== Selected extract ==

This is the last place in the universe that anyone should be decrying any sort of exploitation. Think about all the mentally disabled people you mock on a daily basis: Julia Allison, Lindsay Lohan, Perez Hilton, everyone at n + 1...
If VF had used Bruce Weber for this shoot then there'd be no controversy. He'd surround Miley with a squadron of half to fully naked 15 year-old A&F muscle boys and no one would bat a lazy eye or play the exploitation card game.
It's different for girls.
Lebowitz will never be remembered as a "child exploiting one trick pont," she will be remembered for her body of work, not one bullshit story that a few hacks tried to sensationalize.
Ironic given that Graydon Carter was very hoity-toity about Roman Polanski's taste for the teenage after losing to him in court ("As a father of four children, one of whom is a 12-year-old daughter..." etc.)
And that said Pole screwed Samantha Gailey after he'd been commissioned to photograph teenage beauties of the world for Vogue Homme...
Still, it is inarguably cyclical what is considered appropriate. Eva Ionesco's mother photographed her for Playboy when she was eleven, in 1976. (She appeared in Polanski's The Tenant the same year.) Two years later she did Penthouse.
At least Miley Whatsit has actually pubesced.
The main problem with Annie Leibovitz is that regardless of age, the people she photographs look as if they have died and been stuffed and varnished. I often wonder: does she perhaps deploy that method popular in the Victorian era (also a hot time for child photography) of bolting the subject to the wall and leaving the shutter open for several days?

===

## Your instructions
Reproduce the portion of the comments above on the magazine photo shoot, starting with the words "Ironic given that" and ending after the words "she did Penthouse.".

== Extracted records ==

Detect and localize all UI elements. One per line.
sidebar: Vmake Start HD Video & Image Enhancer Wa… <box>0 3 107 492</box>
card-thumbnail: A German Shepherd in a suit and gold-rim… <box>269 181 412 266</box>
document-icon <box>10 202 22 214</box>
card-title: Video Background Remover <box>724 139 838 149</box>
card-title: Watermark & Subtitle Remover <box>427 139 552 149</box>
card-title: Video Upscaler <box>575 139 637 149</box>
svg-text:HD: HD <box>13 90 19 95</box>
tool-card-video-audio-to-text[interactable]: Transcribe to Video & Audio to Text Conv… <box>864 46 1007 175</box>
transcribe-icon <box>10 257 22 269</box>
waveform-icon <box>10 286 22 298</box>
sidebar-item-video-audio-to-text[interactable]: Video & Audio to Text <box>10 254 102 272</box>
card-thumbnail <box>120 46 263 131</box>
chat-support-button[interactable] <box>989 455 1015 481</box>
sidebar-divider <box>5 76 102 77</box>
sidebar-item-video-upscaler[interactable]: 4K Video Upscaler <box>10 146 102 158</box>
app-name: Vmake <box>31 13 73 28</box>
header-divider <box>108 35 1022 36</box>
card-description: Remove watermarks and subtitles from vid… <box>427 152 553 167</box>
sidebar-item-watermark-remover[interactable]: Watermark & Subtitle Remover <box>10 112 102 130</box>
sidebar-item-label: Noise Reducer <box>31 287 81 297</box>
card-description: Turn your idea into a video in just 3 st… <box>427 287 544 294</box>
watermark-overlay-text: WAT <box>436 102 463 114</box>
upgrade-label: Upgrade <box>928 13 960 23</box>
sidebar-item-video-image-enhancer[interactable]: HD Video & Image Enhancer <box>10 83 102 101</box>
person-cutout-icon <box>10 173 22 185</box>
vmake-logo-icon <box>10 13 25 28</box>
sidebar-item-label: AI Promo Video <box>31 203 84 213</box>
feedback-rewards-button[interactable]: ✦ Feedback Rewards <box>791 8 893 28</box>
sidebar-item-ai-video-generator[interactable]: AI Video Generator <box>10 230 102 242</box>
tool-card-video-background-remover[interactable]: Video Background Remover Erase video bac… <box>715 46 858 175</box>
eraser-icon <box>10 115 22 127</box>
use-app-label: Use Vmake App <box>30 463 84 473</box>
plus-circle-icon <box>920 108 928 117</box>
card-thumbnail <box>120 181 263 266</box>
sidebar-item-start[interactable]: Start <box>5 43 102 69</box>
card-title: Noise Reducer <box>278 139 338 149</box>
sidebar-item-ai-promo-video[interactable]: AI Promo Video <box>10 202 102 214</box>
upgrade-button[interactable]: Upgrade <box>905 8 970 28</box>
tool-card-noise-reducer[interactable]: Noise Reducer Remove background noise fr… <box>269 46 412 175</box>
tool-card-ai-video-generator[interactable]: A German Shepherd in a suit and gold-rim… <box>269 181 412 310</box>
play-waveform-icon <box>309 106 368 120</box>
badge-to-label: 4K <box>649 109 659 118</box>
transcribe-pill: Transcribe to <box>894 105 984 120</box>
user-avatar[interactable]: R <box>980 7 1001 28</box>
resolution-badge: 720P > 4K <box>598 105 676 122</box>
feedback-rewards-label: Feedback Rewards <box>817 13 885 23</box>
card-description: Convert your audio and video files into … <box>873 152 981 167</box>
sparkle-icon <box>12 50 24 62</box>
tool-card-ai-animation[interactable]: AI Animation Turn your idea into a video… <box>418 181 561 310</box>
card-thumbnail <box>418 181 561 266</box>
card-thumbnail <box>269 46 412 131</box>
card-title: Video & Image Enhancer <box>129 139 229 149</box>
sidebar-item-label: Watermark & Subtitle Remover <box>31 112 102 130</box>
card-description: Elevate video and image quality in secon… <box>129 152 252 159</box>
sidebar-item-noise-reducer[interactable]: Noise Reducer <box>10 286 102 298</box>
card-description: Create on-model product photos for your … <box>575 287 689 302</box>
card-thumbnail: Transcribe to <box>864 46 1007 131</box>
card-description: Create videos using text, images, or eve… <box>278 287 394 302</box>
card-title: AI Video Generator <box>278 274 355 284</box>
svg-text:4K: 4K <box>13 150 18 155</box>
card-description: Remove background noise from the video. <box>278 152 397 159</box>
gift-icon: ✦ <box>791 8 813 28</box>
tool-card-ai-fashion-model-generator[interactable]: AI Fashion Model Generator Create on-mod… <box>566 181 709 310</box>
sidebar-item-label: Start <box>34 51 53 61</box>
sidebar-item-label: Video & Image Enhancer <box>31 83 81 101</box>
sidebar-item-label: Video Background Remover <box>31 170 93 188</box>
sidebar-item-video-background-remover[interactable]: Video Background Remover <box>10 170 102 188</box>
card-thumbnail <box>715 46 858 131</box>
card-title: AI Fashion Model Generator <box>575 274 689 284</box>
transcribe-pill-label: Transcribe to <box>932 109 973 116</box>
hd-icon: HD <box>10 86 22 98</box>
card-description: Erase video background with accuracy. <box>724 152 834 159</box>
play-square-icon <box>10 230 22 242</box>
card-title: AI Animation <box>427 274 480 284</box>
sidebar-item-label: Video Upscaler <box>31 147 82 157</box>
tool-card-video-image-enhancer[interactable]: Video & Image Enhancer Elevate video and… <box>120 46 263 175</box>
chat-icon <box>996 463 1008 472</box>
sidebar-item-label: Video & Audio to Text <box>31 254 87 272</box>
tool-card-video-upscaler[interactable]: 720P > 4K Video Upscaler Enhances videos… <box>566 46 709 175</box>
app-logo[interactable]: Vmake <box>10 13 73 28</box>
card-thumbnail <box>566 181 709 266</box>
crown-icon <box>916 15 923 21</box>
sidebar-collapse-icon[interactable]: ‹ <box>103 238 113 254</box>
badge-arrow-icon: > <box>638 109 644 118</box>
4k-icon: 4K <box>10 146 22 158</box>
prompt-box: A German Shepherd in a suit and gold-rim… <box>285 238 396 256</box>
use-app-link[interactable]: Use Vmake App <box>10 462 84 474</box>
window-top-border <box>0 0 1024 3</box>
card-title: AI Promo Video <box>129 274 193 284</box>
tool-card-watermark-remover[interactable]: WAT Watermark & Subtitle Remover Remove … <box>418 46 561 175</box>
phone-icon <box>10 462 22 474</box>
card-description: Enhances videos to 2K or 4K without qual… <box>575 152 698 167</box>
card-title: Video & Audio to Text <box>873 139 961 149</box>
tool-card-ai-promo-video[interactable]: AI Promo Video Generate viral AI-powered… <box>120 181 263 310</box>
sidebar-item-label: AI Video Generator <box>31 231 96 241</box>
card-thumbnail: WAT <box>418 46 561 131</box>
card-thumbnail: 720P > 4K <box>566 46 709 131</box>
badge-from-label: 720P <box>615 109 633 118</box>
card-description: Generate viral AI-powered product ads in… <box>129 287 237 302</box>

===

## Answer to this task
Ironic given that Graydon Carter was very hoity-toity about Roman Polanski's taste for the teenage after losing to him in court ("As a father of four children, one of whom is a 12-year-old daughter..." etc.)
And that said Pole screwed Samantha Gailey after he'd been commissioned to photograph teenage beauties of the world for Vogue Homme...
Still, it is inarguably cyclical what is considered appropriate. Eva Ionesco's mother photographed her for Playboy when she was eleven, in 1976. (She appeared in Polanski's The Tenant the same year.) Two years later she did Penthouse.